◆ TEXTE ◆
━━━

Coeur de verre s'ouvre sur le plan d'un homme assis, un manteau sur le dos, dans un pré, face à des vaches dans le brouillard, et sous la musique mystico-tyrollienne de Popol Vuh. C'est l'immobilité absolue, presque comique, de l'homme face au troupeau. Herzog révèle par la durée la nature boueuse, sédentaire du romantisme allemand.
Et, tout de suite, c'est la question du paysage. On entend ce mot : "crouler". Quelle place pour le regard ? pour le point du regard dans l'espace infini ? La vision est un effondrement. Voir, c'est pressentir la fin. A moins que regarder ne soit la mise à mort de l'infini.
La fin du film ne résout rien. Au contraire, elle inverse la question posée au début. Sur une île irlandaise, un homme regarde la mer. Bientôt, il est rejoint par quelques autres hommes. Et, ensemble, après l'avoir longtemps regardée, ils décident de s'y aventurer, dans leur barque minuscule, pour toucher le bord du monde. Cette fois, le corps répond à la contemplation. Le temps génère l'action. Le regard indique le risque à prendre. L'action est l'incarnation du regard, la fixation du temps.

━━━

◆ ÉNONCÉ 1 ◆
Recopiez, s'il vous plaît, le passage du texte sur Coeur de verre qui va de « Et, tout de » jusqu'à « fixation du temps. », en renommant « barque » en « pirogue ».
◆ ÉNONCÉ 2 ◆
Dans le texte sur Coeur de verre, quelle musique accompagne le plan d'ouverture ?
Seul le texte sert de référence.

Enregistrements des limites d'éléments
━━━

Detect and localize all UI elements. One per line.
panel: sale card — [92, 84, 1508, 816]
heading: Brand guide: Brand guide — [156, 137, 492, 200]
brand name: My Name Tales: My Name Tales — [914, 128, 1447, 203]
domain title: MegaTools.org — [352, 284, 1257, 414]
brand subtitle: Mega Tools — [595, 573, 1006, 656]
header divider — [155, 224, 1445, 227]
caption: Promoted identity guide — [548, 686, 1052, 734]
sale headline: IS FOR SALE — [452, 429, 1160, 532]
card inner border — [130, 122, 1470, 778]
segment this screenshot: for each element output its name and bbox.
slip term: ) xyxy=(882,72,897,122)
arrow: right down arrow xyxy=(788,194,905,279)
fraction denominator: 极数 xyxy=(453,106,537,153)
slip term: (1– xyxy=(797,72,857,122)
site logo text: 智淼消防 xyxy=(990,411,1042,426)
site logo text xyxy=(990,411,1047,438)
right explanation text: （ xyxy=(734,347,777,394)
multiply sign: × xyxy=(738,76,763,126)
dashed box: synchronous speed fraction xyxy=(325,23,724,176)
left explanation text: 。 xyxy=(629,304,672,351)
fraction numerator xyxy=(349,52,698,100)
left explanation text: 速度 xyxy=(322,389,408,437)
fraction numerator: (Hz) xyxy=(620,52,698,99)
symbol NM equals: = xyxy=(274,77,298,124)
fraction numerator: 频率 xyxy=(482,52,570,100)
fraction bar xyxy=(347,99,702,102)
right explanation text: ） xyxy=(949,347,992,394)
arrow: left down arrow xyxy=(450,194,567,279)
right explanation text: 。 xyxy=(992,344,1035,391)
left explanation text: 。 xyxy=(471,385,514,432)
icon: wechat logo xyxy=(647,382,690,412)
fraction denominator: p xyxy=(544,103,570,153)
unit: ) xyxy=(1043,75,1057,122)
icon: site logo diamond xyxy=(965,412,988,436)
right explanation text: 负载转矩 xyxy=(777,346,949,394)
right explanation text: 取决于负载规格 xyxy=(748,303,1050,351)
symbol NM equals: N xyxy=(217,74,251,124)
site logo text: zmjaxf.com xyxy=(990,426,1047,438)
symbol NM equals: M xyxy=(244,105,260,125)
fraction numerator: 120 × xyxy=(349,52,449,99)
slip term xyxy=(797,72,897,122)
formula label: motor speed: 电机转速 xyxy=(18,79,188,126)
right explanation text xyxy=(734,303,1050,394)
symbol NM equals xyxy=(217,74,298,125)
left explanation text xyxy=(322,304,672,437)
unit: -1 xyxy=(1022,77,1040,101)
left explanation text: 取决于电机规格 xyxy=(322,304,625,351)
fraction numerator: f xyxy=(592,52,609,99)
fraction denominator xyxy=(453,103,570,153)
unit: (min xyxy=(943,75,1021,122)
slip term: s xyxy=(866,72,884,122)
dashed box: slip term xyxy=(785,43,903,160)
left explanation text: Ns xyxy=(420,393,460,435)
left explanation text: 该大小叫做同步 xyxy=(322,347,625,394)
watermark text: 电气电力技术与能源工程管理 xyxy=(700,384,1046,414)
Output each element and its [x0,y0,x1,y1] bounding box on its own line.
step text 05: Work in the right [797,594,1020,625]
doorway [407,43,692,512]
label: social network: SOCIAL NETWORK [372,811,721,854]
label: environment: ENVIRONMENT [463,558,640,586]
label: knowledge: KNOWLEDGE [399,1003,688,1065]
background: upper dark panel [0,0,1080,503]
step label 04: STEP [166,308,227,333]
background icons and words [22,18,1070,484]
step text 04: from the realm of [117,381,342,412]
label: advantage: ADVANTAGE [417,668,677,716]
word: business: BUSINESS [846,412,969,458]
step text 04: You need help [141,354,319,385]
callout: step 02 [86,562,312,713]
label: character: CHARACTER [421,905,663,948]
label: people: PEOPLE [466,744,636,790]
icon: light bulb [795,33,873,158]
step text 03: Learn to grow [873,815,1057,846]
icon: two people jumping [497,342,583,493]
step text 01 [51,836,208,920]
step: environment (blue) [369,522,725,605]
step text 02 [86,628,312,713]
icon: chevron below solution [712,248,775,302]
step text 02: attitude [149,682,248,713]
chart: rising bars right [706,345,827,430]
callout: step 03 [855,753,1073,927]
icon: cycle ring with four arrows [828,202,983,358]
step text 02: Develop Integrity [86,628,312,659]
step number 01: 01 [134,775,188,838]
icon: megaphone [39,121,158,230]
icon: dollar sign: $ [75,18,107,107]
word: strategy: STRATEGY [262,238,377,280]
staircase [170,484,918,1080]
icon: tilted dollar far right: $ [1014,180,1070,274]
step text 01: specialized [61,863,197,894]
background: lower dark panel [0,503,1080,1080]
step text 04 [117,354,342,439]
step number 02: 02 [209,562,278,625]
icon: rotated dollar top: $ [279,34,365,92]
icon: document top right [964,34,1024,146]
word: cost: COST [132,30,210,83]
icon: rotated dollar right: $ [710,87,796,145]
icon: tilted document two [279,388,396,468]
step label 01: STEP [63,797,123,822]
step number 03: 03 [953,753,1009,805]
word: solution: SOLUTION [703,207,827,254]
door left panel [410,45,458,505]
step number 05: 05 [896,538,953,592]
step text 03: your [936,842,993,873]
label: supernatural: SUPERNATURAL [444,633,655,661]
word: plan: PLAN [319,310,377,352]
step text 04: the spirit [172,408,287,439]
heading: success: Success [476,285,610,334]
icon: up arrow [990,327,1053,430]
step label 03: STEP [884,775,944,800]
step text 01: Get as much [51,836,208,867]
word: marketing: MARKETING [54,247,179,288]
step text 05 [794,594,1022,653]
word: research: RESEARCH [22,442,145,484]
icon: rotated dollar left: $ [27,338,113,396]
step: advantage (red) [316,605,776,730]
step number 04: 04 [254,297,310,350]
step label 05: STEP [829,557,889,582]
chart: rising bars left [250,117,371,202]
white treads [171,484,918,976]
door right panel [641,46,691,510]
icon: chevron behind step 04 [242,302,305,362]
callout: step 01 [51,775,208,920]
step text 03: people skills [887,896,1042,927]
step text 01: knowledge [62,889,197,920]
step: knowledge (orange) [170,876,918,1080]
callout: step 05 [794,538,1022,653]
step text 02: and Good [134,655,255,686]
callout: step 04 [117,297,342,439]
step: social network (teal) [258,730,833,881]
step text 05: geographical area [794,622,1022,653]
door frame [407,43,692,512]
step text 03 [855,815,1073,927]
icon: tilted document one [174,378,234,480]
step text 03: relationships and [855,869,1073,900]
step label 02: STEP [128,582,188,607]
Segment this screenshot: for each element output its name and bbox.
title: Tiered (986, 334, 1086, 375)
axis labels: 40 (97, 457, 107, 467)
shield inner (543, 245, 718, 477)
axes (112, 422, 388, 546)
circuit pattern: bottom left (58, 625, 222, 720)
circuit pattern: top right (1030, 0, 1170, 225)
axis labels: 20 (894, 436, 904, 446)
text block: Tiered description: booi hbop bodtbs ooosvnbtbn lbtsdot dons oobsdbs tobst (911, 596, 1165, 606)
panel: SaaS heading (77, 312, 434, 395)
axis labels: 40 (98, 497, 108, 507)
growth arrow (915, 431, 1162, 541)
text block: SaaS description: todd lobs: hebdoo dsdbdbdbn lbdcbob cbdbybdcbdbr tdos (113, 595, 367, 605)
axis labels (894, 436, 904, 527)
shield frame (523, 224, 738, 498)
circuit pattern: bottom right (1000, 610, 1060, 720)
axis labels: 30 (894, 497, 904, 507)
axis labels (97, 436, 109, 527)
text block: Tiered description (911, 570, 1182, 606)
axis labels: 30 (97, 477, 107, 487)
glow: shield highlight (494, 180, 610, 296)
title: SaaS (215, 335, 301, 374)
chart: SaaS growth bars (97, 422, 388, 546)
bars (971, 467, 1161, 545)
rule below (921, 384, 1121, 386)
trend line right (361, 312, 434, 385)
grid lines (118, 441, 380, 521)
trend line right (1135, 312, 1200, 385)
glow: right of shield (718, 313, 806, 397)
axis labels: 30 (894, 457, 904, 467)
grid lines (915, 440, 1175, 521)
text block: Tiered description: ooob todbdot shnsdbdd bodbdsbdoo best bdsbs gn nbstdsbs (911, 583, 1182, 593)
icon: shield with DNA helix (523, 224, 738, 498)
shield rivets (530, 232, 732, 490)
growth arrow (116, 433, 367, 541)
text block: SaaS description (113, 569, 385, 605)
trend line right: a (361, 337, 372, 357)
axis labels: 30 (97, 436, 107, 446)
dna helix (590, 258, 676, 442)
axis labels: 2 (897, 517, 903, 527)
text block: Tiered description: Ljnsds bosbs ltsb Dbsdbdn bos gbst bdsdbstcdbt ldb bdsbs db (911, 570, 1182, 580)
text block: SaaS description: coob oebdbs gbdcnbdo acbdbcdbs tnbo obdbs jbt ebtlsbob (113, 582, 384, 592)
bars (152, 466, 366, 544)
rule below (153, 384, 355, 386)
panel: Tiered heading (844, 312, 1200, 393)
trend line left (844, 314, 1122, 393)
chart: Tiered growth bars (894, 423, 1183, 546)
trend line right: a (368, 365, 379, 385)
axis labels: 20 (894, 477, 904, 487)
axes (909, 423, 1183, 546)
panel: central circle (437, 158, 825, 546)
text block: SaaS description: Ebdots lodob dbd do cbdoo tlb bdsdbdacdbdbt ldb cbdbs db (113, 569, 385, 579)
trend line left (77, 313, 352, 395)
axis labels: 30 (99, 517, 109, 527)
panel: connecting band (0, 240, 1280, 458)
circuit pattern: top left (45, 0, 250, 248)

━━━

◆ SOLUTION COMPLÈTE 1 ◆
Et, tout de suite, c'est la question du paysage. On entend ce mot : "crouler". Quelle place pour le regard ? pour le point du regard dans l'espace infini ? La vision est un effondrement. Voir, c'est pressentir la fin. A moins que regarder ne soit la mise à mort de l'infini.
La fin du film ne résout rien. Au contraire, elle inverse la question posée au début. Sur une île irlandaise, un homme regarde la mer. Bientôt, il est rejoint par quelques autres hommes. Et, ensemble, après l'avoir longtemps regardée, ils décident de s'y aventurer, dans leur pirogue minuscule, pour toucher le bord du monde. Cette fois, le corps répond à la contemplation. Le temps génère l'action. Le regard indique le risque à prendre. L'action est l'incarnation du regard, la fixation du temps.

◆ SOLUTION COMPLÈTE 2 ◆
La musique mystico-tyrollienne de Popol Vuh.